#### Prompt:
Records follow. Copy every line with "article".

[Begin Dataset records]

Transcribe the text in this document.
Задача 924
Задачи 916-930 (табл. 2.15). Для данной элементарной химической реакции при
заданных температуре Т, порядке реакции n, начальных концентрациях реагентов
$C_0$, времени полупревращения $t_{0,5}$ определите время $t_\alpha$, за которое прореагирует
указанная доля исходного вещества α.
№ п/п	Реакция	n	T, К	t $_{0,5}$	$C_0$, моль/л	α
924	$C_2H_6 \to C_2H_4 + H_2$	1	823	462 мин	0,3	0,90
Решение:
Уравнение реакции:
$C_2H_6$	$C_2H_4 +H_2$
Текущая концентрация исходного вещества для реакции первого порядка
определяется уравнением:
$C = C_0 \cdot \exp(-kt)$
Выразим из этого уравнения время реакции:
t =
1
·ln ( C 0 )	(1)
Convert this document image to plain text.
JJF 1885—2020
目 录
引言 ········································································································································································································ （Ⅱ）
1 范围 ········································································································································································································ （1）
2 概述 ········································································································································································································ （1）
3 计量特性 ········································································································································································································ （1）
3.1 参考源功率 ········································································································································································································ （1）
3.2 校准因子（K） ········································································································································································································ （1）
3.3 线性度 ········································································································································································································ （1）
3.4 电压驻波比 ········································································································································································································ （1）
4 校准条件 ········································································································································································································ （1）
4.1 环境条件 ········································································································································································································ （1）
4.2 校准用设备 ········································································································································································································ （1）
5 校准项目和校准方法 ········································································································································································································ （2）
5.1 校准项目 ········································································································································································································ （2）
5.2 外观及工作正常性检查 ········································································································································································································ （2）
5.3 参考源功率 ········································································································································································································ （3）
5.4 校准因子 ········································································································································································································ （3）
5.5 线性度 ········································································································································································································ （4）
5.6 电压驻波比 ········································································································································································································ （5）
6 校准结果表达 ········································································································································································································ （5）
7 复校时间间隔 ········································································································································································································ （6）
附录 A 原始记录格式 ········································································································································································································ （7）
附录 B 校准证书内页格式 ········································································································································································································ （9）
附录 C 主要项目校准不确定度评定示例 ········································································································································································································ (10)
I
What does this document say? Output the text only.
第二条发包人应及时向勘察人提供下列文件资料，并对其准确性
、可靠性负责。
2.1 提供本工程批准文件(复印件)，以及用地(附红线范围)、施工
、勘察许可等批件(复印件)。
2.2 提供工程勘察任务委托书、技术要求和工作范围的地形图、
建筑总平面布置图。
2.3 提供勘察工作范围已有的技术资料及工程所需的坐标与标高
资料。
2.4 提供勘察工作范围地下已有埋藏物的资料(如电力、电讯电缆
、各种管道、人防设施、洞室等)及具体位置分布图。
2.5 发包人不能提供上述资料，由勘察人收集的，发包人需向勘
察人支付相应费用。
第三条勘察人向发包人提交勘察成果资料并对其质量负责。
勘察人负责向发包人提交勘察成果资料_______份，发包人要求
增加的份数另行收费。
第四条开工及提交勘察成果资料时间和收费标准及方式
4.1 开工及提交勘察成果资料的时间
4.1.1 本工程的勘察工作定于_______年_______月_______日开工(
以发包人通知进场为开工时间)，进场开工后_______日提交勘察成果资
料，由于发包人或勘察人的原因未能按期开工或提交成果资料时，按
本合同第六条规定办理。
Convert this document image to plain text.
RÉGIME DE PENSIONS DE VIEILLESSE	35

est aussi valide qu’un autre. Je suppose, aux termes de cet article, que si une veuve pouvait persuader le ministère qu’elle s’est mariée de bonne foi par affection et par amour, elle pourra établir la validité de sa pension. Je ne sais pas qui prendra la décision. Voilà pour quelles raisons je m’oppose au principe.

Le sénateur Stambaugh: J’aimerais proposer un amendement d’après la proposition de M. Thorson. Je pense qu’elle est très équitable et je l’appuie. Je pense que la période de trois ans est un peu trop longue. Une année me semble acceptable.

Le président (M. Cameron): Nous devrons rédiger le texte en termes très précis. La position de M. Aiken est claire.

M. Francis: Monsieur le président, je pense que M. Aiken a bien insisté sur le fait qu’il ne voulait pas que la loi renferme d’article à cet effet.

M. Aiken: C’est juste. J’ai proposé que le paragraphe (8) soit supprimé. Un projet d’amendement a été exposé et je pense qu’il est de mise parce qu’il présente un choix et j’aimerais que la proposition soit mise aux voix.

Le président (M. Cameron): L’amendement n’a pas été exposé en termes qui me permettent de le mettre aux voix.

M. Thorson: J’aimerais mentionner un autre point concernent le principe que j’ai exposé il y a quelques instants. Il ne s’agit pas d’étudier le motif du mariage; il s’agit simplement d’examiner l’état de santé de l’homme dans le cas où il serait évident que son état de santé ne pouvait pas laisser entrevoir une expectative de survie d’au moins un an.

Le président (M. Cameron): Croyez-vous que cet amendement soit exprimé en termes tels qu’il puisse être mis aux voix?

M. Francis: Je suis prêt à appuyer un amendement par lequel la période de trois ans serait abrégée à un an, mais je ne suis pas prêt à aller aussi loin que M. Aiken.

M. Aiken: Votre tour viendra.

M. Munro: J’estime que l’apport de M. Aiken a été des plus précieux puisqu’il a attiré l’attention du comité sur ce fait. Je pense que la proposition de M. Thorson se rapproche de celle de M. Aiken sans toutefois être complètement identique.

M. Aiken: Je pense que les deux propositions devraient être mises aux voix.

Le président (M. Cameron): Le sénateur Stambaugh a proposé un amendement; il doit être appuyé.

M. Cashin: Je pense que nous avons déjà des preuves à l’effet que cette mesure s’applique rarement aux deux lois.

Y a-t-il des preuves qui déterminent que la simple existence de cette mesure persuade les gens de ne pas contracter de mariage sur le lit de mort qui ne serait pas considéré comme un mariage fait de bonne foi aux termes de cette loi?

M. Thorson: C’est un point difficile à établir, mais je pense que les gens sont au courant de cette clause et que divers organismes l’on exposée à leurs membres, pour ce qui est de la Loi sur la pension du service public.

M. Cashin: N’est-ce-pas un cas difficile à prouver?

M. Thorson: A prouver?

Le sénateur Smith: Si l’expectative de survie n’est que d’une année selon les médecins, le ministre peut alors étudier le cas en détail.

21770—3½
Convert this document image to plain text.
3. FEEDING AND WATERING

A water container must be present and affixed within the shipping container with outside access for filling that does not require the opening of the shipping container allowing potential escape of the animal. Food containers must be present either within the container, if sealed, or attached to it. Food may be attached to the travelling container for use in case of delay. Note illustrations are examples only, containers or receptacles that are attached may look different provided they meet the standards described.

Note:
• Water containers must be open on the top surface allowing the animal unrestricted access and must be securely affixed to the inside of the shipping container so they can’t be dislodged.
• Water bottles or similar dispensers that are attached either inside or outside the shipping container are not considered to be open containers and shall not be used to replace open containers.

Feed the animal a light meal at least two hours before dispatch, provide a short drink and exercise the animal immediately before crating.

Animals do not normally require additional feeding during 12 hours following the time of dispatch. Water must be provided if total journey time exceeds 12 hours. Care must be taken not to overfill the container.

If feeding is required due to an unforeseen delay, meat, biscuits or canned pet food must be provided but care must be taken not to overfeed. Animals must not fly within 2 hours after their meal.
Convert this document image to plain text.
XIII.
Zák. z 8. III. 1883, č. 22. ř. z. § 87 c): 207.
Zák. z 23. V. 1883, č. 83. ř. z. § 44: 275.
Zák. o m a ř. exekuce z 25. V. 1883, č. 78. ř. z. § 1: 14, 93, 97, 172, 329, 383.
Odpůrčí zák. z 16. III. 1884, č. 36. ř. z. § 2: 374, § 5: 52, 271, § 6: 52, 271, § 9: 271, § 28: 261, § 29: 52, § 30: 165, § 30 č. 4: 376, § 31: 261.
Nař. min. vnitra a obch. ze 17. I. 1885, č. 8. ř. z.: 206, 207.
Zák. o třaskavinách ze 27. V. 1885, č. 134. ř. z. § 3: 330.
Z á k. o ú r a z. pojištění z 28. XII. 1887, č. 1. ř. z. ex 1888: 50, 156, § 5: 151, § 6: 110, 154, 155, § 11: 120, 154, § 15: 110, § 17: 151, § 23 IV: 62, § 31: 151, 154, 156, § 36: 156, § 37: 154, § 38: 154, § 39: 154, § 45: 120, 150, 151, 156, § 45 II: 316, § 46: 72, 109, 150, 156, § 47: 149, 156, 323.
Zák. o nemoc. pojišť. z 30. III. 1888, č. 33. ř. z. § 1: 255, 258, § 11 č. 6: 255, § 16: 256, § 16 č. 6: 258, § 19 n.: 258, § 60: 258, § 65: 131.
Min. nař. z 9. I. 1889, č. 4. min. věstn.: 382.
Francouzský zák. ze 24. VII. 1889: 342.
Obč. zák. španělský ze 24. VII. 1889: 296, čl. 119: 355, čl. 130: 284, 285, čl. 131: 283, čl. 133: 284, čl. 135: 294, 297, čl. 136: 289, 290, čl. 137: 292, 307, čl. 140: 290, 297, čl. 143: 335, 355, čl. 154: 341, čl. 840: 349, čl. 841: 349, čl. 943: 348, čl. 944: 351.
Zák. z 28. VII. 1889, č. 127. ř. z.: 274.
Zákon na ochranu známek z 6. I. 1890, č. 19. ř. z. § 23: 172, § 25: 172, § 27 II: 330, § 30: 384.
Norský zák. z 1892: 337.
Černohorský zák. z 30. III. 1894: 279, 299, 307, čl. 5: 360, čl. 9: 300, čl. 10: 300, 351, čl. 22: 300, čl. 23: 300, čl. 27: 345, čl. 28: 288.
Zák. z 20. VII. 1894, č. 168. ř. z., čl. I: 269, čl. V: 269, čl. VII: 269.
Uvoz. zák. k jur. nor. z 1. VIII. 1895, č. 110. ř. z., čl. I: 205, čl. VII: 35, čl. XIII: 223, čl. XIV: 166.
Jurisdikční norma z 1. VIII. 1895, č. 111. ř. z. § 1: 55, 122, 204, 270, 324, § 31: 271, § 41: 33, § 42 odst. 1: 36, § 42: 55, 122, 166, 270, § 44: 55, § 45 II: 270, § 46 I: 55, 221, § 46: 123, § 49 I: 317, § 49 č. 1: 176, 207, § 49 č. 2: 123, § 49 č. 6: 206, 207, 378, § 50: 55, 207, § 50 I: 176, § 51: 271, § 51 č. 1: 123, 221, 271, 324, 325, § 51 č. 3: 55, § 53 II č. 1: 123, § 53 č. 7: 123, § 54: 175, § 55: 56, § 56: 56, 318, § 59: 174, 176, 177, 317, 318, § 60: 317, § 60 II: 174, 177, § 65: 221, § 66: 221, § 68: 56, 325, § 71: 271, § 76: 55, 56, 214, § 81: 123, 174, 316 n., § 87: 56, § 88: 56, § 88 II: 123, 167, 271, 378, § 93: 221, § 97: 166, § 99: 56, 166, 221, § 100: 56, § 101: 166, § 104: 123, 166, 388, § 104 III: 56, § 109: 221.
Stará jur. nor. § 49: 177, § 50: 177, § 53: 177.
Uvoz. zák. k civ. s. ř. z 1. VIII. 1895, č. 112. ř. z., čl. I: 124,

[End Dataset records]

#### Complete answer:
est aussi valide qu’un autre. Je suppose, aux termes de cet article, que si une veuve pouvait persuader le ministère qu’elle s’est mariée de bonne foi par affection et par amour, elle pourra établir la validité de sa pension. Je ne sais pas qui prendra la décision. Voilà pour quelles raisons je m’oppose au principe.
M. Francis: Monsieur le président, je pense que M. Aiken a bien insisté sur le fait qu’il ne voulait pas que la loi renferme d’article à cet effet.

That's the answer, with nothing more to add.